[begin Material]
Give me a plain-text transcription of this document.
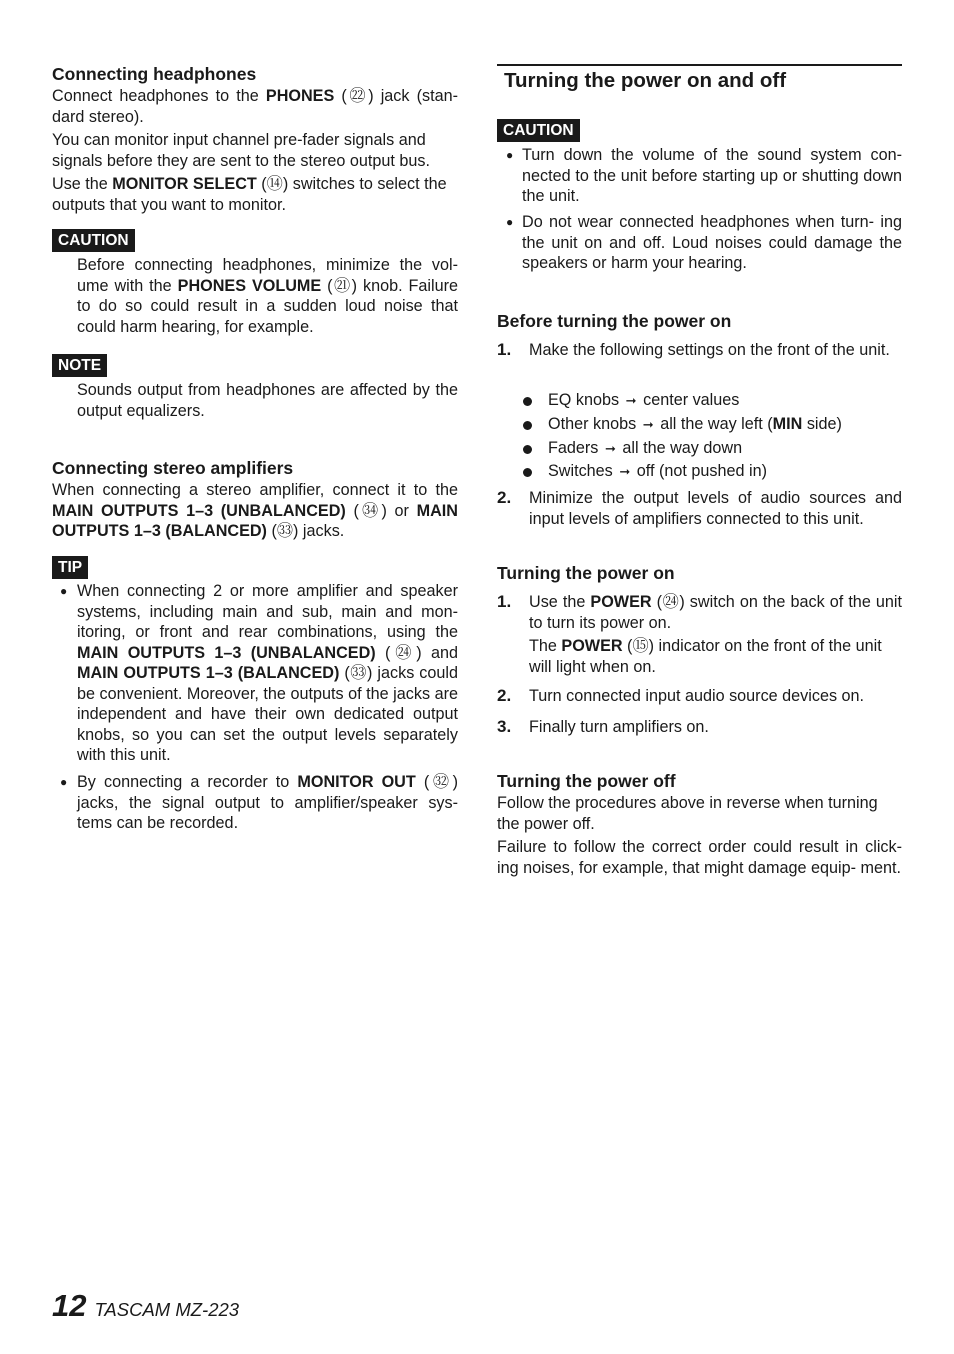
Connecting headphones
Connect headphones to the PHONES (㉒) jack (stan- dard stereo).
You can monitor input channel pre-fader signals and signals before they are sent to the stereo output bus.
Use the MONITOR SELECT (⑭) switches to select the outputs that you want to monitor.
CAUTION
Before connecting headphones, minimize the vol- ume with the PHONES VOLUME (㉑) knob. Failure to do so could result in a sudden loud noise that could harm hearing, for example.
NOTE
Sounds output from headphones are affected by the output equalizers.
Connecting stereo amplifiers
When connecting a stereo amplifier, connect it to the MAIN OUTPUTS 1–3 (UNBALANCED) (㉞) or MAIN OUTPUTS 1–3 (BALANCED) (㉝) jacks.
TIP
● When connecting 2 or more amplifier and speaker systems, including main and sub, main and mon- itoring, or front and rear combinations, using the MAIN OUTPUTS 1–3 (UNBALANCED) (㉔) and MAIN OUTPUTS 1–3 (BALANCED) (㉝) jacks could be convenient. Moreover, the outputs of the jacks are independent and have their own dedicated output knobs, so you can set the output levels separately with this unit.
● By connecting a recorder to MONITOR OUT (㉜) jacks, the signal output to amplifier/speaker sys- tems can be recorded.
Turning the power on and off
CAUTION
● Turn down the volume of the sound system con- nected to the unit before starting up or shutting down the unit.
● Do not wear connected headphones when turn- ing the unit on and off. Loud noises could damage the speakers or harm your hearing.
Before turning the power on
1. Make the following settings on the front of the unit.
EQ knobs ➞ center values
Other knobs ➞ all the way left (MIN side)
Faders ➞ all the way down
Switches ➞ off (not pushed in)
2. Minimize the output levels of audio sources and input levels of amplifiers connected to this unit.
Turning the power on
1. Use the POWER (㉔) switch on the back of the unit to turn its power on.
The POWER (⑮) indicator on the front of the unit will light when on.
2. Turn connected input audio source devices on.
3. Finally turn amplifiers on.
Turning the power off
Follow the procedures above in reverse when turning the power off.
Failure to follow the correct order could result in click- ing noises, for example, that might damage equip- ment.
12 TASCAM MZ-223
[end Material]
--- Directions ---
Gather each line in these records that contains the string "damage".

--- The reply ---
● Do not wear connected headphones when turn- ing the unit on and off. Loud noises could damage the speakers or harm your hearing.
Failure to follow the correct order could result in click- ing noises, for example, that might damage equip- ment.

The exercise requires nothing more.